* Start Text to read *

Layer 6: The Spiral Arm Winding Problem — Keplerian spokes wind into spirals within a few orbits. If spiral arms were material structures, they would dissolve in a few hundred million years. The standard solution — density wave theory (Lin & Shu, 1964) — says arms are wave patterns, not co-moving material. But this concedes that treating a galaxy as a rigid body fails for spiral structure. Yet the same field continues to apply rigid-body angular momentum to every other aspect of galactic dynamics. If the arms cannot be rigid, nothing in the galaxy is rigid. The admission was made in 1964. Nobody followed it to its logical conclusion.

Layer 7: Accretion Disks and the Angular Momentum “Problem” — Euler’s framework says L = Iω is conserved, so matter should orbit forever — never falling in. This is the angular momentum transport problem. Standard theory resolves it with the α parameter (Shakura-Sunyaev, 1973): a free parameter whose physical origin remains under debate after fifty years. The F = ma picture: each fluid element has three real forces (gravitational, pressure, magnetic). If the net inward force exceeds the centripetal requirement, the mass spirals inward. No global conservation law needed. The “problem” only exists because Euler’s rigid-body formalism creates it. Animated per-mass force view with gravity, orbital velocity, and magnetic coupling arrows on each element.

Layer 8: Bardeen-Petterson — Differential Precession Rediscovered — In 1975, Bardeen and Petterson showed a tilted accretion disk around a spinning massive object will not precess as a unit. Inner disk aligns (Lense-Thirring precession, falling off as r⁻³), outer disk maintains original orientation. A warp transition connects the two. This is differential precession — the same mechanism from Layers 2–5, rediscovered in a specific context.

Layer 9: Energy Distributions — Rigid vs Keplerian — For a rigid body, ½Iω² concentrates energy at the outside (I grows as r²). For a Keplerian disk, Σ½mv² concentrates energy at the inside (v grows as r decreases). The distributions are inverted. The totals are different numbers. Both are frame-dependent. There is no frame-invariant “total rotational energy” for a non-rigid system.

Layer 10: Quasar Jets and the Angular Momentum Extraction Narrative — Quasar jets are explained as angular momentum extraction via magnetic fields. The F = ma analysis: a charged particle in a magnetic field experiences the Lorentz force F = qv×B. Near a spinning massive object, toroidal velocity × radial B-field = axial force. Plasma accelerates upward. That is the jet. No angular momentum extraction needed. Each element has forces. It accelerates. It moves. The jet is trajectories.

* End Text to read *
* Start Data records *

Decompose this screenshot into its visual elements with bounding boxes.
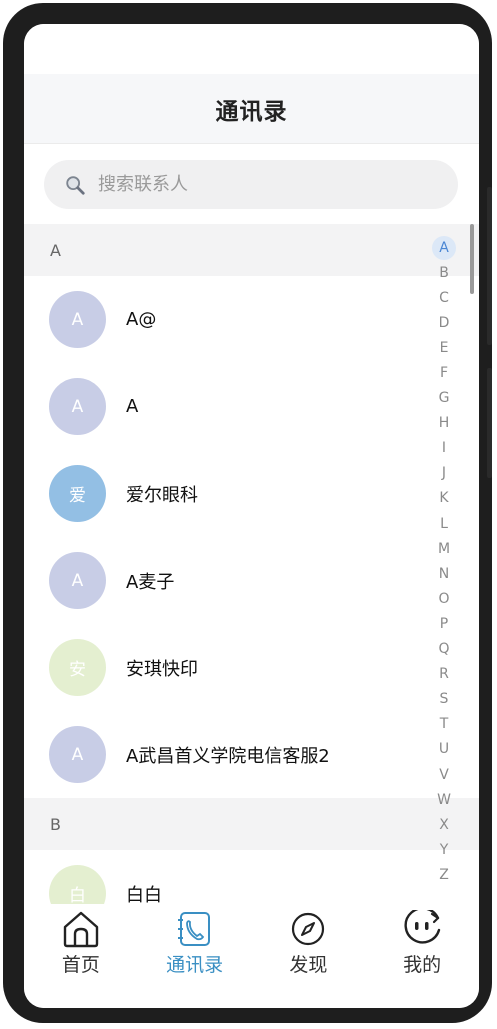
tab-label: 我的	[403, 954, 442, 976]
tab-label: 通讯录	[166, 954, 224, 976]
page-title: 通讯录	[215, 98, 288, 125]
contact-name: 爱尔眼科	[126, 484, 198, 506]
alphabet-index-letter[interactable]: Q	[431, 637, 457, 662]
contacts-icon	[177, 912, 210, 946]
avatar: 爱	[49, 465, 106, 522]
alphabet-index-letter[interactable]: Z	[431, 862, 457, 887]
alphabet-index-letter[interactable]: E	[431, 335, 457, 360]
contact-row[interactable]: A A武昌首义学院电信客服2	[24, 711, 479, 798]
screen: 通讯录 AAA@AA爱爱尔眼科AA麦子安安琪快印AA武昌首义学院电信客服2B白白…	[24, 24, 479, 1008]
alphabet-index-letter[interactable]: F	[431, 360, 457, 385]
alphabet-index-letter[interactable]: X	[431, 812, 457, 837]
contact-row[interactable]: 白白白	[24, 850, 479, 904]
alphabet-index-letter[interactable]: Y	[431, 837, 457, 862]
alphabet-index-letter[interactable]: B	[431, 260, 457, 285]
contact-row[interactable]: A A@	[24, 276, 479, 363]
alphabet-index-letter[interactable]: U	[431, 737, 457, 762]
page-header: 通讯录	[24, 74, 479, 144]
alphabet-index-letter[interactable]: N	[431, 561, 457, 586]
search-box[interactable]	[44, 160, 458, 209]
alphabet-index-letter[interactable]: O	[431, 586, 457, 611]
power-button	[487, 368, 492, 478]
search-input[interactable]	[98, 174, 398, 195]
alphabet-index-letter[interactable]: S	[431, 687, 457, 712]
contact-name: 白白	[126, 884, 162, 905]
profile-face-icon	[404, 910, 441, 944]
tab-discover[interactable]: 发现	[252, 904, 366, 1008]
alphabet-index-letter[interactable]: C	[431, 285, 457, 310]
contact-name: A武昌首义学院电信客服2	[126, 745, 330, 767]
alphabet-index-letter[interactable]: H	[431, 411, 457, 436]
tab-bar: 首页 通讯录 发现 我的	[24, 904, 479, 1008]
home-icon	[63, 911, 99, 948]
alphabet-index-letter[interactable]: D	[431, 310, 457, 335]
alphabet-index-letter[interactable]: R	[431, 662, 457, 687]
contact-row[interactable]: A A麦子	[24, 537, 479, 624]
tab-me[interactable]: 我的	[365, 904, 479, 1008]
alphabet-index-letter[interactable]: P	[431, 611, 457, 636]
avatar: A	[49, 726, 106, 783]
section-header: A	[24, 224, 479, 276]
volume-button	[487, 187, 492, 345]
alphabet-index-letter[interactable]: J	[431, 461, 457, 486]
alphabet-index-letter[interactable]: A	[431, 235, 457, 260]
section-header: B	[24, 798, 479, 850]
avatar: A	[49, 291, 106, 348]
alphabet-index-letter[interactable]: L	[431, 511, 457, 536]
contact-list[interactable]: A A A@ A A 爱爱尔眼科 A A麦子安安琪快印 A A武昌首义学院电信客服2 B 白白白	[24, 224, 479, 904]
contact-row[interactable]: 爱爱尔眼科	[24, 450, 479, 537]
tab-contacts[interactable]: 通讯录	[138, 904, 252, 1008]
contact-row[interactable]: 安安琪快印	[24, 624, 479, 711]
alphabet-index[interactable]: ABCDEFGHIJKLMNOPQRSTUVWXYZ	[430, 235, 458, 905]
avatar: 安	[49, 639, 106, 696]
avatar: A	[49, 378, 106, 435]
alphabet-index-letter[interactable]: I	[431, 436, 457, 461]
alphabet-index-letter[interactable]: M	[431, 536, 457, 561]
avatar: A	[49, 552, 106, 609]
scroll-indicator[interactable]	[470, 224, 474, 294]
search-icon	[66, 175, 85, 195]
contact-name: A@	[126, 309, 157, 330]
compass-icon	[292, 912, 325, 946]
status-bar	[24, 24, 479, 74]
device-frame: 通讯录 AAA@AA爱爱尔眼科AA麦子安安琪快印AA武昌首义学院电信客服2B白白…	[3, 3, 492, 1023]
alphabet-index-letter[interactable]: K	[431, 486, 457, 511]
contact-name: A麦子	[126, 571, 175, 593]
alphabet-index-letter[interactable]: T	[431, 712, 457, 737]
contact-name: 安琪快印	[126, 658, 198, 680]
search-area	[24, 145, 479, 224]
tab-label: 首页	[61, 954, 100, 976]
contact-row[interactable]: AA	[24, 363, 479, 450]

* End Data records *

▶ **Exercise tasks**
**1)** What are all the numbered layers in the galactic rotation passage, each with its number and title?
**2)** Reproduce word for word the stretch of the galactic rotation passage from "Layer 8: Bardeen-Petterson" through "a non-rigid system.".
**3)** Does the galactic rotation passage support each statement? Answer yes or no, and quote the deciding words.
(a) Density wave theory treats spiral arms as co-moving material.
(b) In the Bardeen-Petterson result, the outer disk keeps its original orientation.
(c) For a rigid body, rotational energy is concentrated at the inside.
Rely only on the galactic rotation passage.

▶ **Task-by-task solutions**
**1)**
Layer 6: The Spiral Arm Winding Problem
Layer 7: Accretion Disks and the Angular Momentum “Problem”
Layer 8: Bardeen-Petterson — Differential Precession Rediscovered
Layer 9: Energy Distributions — Rigid vs Keplerian
Layer 10: Quasar Jets and the Angular Momentum Extraction Narrative

**2)**
Layer 8: Bardeen-Petterson — Differential Precession Rediscovered — In 1975, Bardeen and Petterson showed a tilted accretion disk around a spinning massive object will not precess as a unit. Inner disk aligns (Lense-Thirring precession, falling off as r⁻³), outer disk maintains original orientation. A warp transition connects the two. This is differential precession — the same mechanism from Layers 2–5, rediscovered in a specific context.

Layer 9: Energy Distributions — Rigid vs Keplerian — For a rigid body, ½Iω² concentrates energy at the outside (I grows as r²). For a Keplerian disk, Σ½mv² concentrates energy at the inside (v grows as r decreases). The distributions are inverted. The totals are different numbers. Both are frame-dependent. There is no frame-invariant “total rotational energy” for a non-rigid system.

**3)**
(a) No: "says arms are wave patterns, not co-moving material."
(b) Yes: "outer disk maintains original orientation."
(c) No: "For a rigid body, ½Iω² concentrates energy at the outside (I grows as r²)."